### Problem details
Replace "district-settlement" with "locality" wherever it occurs in the rows below, and reproduce every row otherwise unchanged. Omit the pictures from your answer.

Page element annotations:
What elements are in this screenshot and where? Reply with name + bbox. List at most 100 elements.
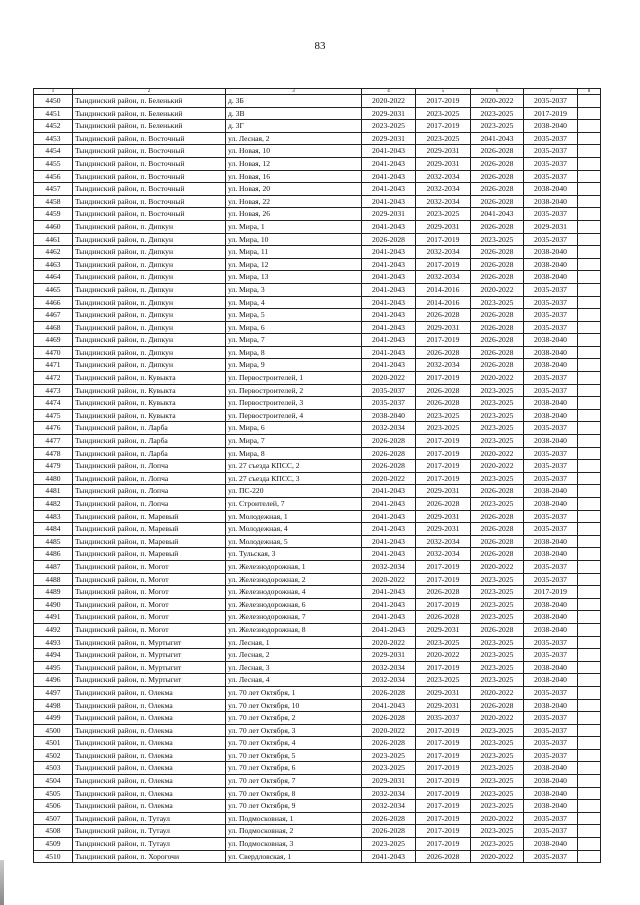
col-8 [577, 824, 601, 839]
address: ул. Первостроителей, 3 [225, 396, 362, 410]
period-col-6: 2041-2043 [470, 207, 524, 221]
district-settlement: Тындинский район, п. Восточный [72, 169, 226, 184]
address: ул. Новая, 20 [225, 182, 362, 196]
col-8 [577, 622, 601, 637]
col-8 [577, 333, 601, 347]
period-col-5: 2017-2019 [415, 471, 471, 486]
period-col-6: 2020-2022 [470, 94, 524, 108]
table-row: 4470 Тындинский район, п. Дипкун ул. Мира,… [33, 345, 601, 360]
period-col-6: 2020-2022 [470, 459, 524, 473]
row-number: 4492 [33, 622, 73, 637]
table-row: 4474 Тындинский район, п. Кувыкта ул. Перв… [33, 396, 601, 410]
period-col-7: 2038-2040 [523, 345, 578, 360]
row-number: 4494 [33, 648, 73, 662]
district-settlement: Тындинский район, п. Муртыгит [72, 648, 226, 662]
period-col-4: 2032-2034 [361, 559, 416, 574]
period-col-4: 2041-2043 [361, 182, 416, 196]
address: ул. 70 лет Октября, 8 [225, 786, 362, 801]
table-row: 4484 Тындинский район, п. Маревый ул. Моло… [33, 522, 601, 536]
district-settlement: Тындинский район, п. Кувыкта [72, 408, 226, 423]
period-col-4: 2041-2043 [361, 585, 416, 599]
period-col-5: 2023-2025 [415, 131, 471, 146]
period-col-5: 2017-2019 [415, 371, 471, 385]
period-col-6: 2026-2028 [470, 509, 524, 524]
address: ул. Мира, 3 [225, 282, 362, 297]
period-col-4: 2029-2031 [361, 648, 416, 662]
period-col-7: 2035-2037 [523, 522, 578, 536]
district-settlement: Тындинский район, п. Лопча [72, 471, 226, 486]
period-col-4: 2032-2034 [361, 786, 416, 801]
address: ул. Железнодорожная, 1 [225, 559, 362, 574]
row-number: 4476 [33, 421, 73, 436]
period-col-7: 2035-2037 [523, 723, 578, 738]
district-settlement: Тындинский район, п. Ларба [72, 421, 226, 436]
period-col-6: 2026-2028 [470, 270, 524, 284]
col-8 [577, 106, 601, 121]
col-8 [577, 358, 601, 373]
row-number: 4473 [33, 383, 73, 398]
period-col-4: 2023-2025 [361, 748, 416, 763]
table-row: 4507 Тындинский район, п. Тутаул ул. Подмо… [33, 811, 601, 826]
table-row: 4493 Тындинский район, п. Муртыгит ул. Лес… [33, 635, 601, 650]
period-col-6: 2023-2025 [470, 635, 524, 650]
period-col-6: 2023-2025 [470, 748, 524, 763]
period-col-5: 2026-2028 [415, 497, 471, 511]
col-8 [577, 345, 601, 360]
col-8 [577, 837, 601, 851]
address: ул. 70 лет Октября, 4 [225, 736, 362, 750]
period-col-4: 2029-2031 [361, 131, 416, 146]
period-col-6: 2020-2022 [470, 371, 524, 385]
row-number: 4504 [33, 774, 73, 788]
period-col-7: 2035-2037 [523, 446, 578, 461]
table-row: 4488 Тындинский район, п. Могот ул. Железн… [33, 572, 601, 587]
row-number: 4497 [33, 685, 73, 700]
row-number: 4480 [33, 471, 73, 486]
address: ул. Тульская, 3 [225, 547, 362, 561]
period-col-7: 2035-2037 [523, 320, 578, 335]
district-settlement: Тындинский район, п. Беленький [72, 106, 226, 121]
period-col-4: 2041-2043 [361, 156, 416, 171]
period-col-4: 2020-2022 [361, 635, 416, 650]
address: ул. Первостроителей, 2 [225, 383, 362, 398]
period-col-6: 2023-2025 [470, 232, 524, 247]
period-col-4: 2026-2028 [361, 434, 416, 448]
table-row: 4467 Тындинский район, п. Дипкун ул. Мира,… [33, 308, 601, 322]
period-col-5: 2017-2019 [415, 774, 471, 788]
period-col-6: 2020-2022 [470, 446, 524, 461]
col-8 [577, 232, 601, 247]
address: ул. Мира, 5 [225, 308, 362, 322]
row-number: 4455 [33, 156, 73, 171]
address: ул. Мира, 4 [225, 295, 362, 310]
period-col-7: 2035-2037 [523, 282, 578, 297]
period-col-6: 2026-2028 [470, 622, 524, 637]
period-col-6: 2023-2025 [470, 585, 524, 599]
district-settlement: Тындинский район, п. Олекма [72, 761, 226, 776]
table-row: 4456 Тындинский район, п. Восточный ул. Но… [33, 169, 601, 184]
period-col-5: 2017-2019 [415, 446, 471, 461]
district-settlement: Тындинский район, п. Восточный [72, 144, 226, 158]
address: ул. Мира, 7 [225, 333, 362, 347]
district-settlement: Тындинский район, п. Олекма [72, 786, 226, 801]
table-row: 4478 Тындинский район, п. Ларба ул. Мира, … [33, 446, 601, 461]
district-settlement: Тындинский район, п. Могот [72, 610, 226, 624]
col-8 [577, 786, 601, 801]
period-col-4: 2041-2043 [361, 282, 416, 297]
period-col-4: 2020-2022 [361, 572, 416, 587]
address: ул. Молодежная, 1 [225, 509, 362, 524]
district-settlement: Тындинский район, п. Лопча [72, 497, 226, 511]
col-8 [577, 295, 601, 310]
period-col-4: 2041-2043 [361, 169, 416, 184]
period-col-7: 2035-2037 [523, 383, 578, 398]
col-8 [577, 471, 601, 486]
col-8 [577, 748, 601, 763]
table-row: 4468 Тындинский район, п. Дипкун ул. Мира,… [33, 320, 601, 335]
period-col-4: 2026-2028 [361, 811, 416, 826]
period-col-5: 2017-2019 [415, 333, 471, 347]
period-col-6: 2023-2025 [470, 786, 524, 801]
period-col-7: 2038-2040 [523, 622, 578, 637]
col-8 [577, 182, 601, 196]
table-row: 4464 Тындинский район, п. Дипкун ул. Мира,… [33, 270, 601, 284]
period-col-6: 2026-2028 [470, 257, 524, 272]
row-number: 4483 [33, 509, 73, 524]
table-row: 4450 Тындинский район, п. Беленький д. 3Б 2… [33, 94, 601, 108]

### Expected answer
What elements are in this screenshot and where? Reply with name + bbox. List at most 100 elements.
col-8 [577, 824, 601, 839]
address: ул. Первостроителей, 3 [225, 396, 362, 410]
period-col-6: 2041-2043 [470, 207, 524, 221]
locality: Тындинский район, п. Восточный [72, 169, 226, 184]
address: ул. Новая, 20 [225, 182, 362, 196]
col-8 [577, 622, 601, 637]
col-8 [577, 333, 601, 347]
period-col-5: 2017-2019 [415, 471, 471, 486]
period-col-6: 2020-2022 [470, 94, 524, 108]
table-row: 4470 Тындинский район, п. Дипкун ул. Мира,… [33, 345, 601, 360]
period-col-6: 2020-2022 [470, 459, 524, 473]
row-number: 4492 [33, 622, 73, 637]
table-row: 4474 Тындинский район, п. Кувыкта ул. Перв… [33, 396, 601, 410]
period-col-7: 2038-2040 [523, 345, 578, 360]
row-number: 4494 [33, 648, 73, 662]
locality: Тындинский район, п. Муртыгит [72, 648, 226, 662]
period-col-4: 2032-2034 [361, 559, 416, 574]
period-col-4: 2041-2043 [361, 182, 416, 196]
address: ул. 70 лет Октября, 8 [225, 786, 362, 801]
table-row: 4484 Тындинский район, п. Маревый ул. Моло… [33, 522, 601, 536]
locality: Тындинский район, п. Кувыкта [72, 408, 226, 423]
period-col-4: 2041-2043 [361, 585, 416, 599]
period-col-5: 2023-2025 [415, 131, 471, 146]
period-col-5: 2017-2019 [415, 371, 471, 385]
period-col-6: 2026-2028 [470, 509, 524, 524]
address: ул. Мира, 3 [225, 282, 362, 297]
period-col-4: 2029-2031 [361, 648, 416, 662]
period-col-7: 2035-2037 [523, 522, 578, 536]
locality: Тындинский район, п. Лопча [72, 471, 226, 486]
period-col-4: 2032-2034 [361, 786, 416, 801]
address: ул. Железнодорожная, 1 [225, 559, 362, 574]
row-number: 4476 [33, 421, 73, 436]
period-col-7: 2035-2037 [523, 723, 578, 738]
locality: Тындинский район, п. Ларба [72, 421, 226, 436]
period-col-6: 2026-2028 [470, 270, 524, 284]
col-8 [577, 106, 601, 121]
col-8 [577, 358, 601, 373]
row-number: 4473 [33, 383, 73, 398]
period-col-4: 2023-2025 [361, 748, 416, 763]
table-row: 4507 Тындинский район, п. Тутаул ул. Подмо… [33, 811, 601, 826]
table-row: 4493 Тындинский район, п. Муртыгит ул. Лес… [33, 635, 601, 650]
period-col-6: 2023-2025 [470, 635, 524, 650]
period-col-6: 2023-2025 [470, 748, 524, 763]
period-col-5: 2026-2028 [415, 497, 471, 511]
col-8 [577, 345, 601, 360]
col-8 [577, 837, 601, 851]
address: ул. 70 лет Октября, 4 [225, 736, 362, 750]
period-col-4: 2029-2031 [361, 131, 416, 146]
period-col-6: 2020-2022 [470, 371, 524, 385]
row-number: 4504 [33, 774, 73, 788]
period-col-7: 2035-2037 [523, 446, 578, 461]
table-row: 4488 Тындинский район, п. Могот ул. Железн… [33, 572, 601, 587]
row-number: 4497 [33, 685, 73, 700]
row-number: 4480 [33, 471, 73, 486]
address: ул. Тульская, 3 [225, 547, 362, 561]
period-col-7: 2035-2037 [523, 320, 578, 335]
locality: Тындинский район, п. Беленький [72, 106, 226, 121]
period-col-4: 2041-2043 [361, 156, 416, 171]
period-col-4: 2020-2022 [361, 635, 416, 650]
address: ул. Первостроителей, 2 [225, 383, 362, 398]
period-col-6: 2023-2025 [470, 232, 524, 247]
period-col-4: 2026-2028 [361, 434, 416, 448]
table-row: 4467 Тындинский район, п. Дипкун ул. Мира,… [33, 308, 601, 322]
period-col-5: 2017-2019 [415, 774, 471, 788]
period-col-6: 2020-2022 [470, 446, 524, 461]
col-8 [577, 232, 601, 247]
address: ул. Мира, 5 [225, 308, 362, 322]
row-number: 4455 [33, 156, 73, 171]
address: ул. Мира, 4 [225, 295, 362, 310]
period-col-7: 2035-2037 [523, 282, 578, 297]
period-col-6: 2026-2028 [470, 622, 524, 637]
period-col-6: 2023-2025 [470, 585, 524, 599]
locality: Тындинский район, п. Олекма [72, 761, 226, 776]
table-row: 4456 Тындинский район, п. Восточный ул. Но… [33, 169, 601, 184]
period-col-5: 2017-2019 [415, 446, 471, 461]
locality: Тындинский район, п. Восточный [72, 144, 226, 158]
address: ул. Мира, 7 [225, 333, 362, 347]
locality: Тындинский район, п. Олекма [72, 786, 226, 801]
table-row: 4478 Тындинский район, п. Ларба ул. Мира, … [33, 446, 601, 461]
locality: Тындинский район, п. Могот [72, 610, 226, 624]
col-8 [577, 786, 601, 801]
period-col-4: 2041-2043 [361, 282, 416, 297]
period-col-4: 2020-2022 [361, 572, 416, 587]
address: ул. Молодежная, 1 [225, 509, 362, 524]
locality: Тындинский район, п. Лопча [72, 497, 226, 511]
col-8 [577, 295, 601, 310]
period-col-4: 2041-2043 [361, 169, 416, 184]
period-col-7: 2035-2037 [523, 383, 578, 398]
col-8 [577, 471, 601, 486]
col-8 [577, 748, 601, 763]
table-row: 4468 Тындинский район, п. Дипкун ул. Мира,… [33, 320, 601, 335]
period-col-4: 2026-2028 [361, 811, 416, 826]
period-col-5: 2017-2019 [415, 333, 471, 347]
period-col-6: 2023-2025 [470, 786, 524, 801]
period-col-7: 2038-2040 [523, 622, 578, 637]
col-8 [577, 182, 601, 196]
table-row: 4464 Тындинский район, п. Дипкун ул. Мира,… [33, 270, 601, 284]
period-col-6: 2026-2028 [470, 257, 524, 272]
row-number: 4483 [33, 509, 73, 524]
table-row: 4450 Тындинский район, п. Беленький д. 3Б 2… [33, 94, 601, 108]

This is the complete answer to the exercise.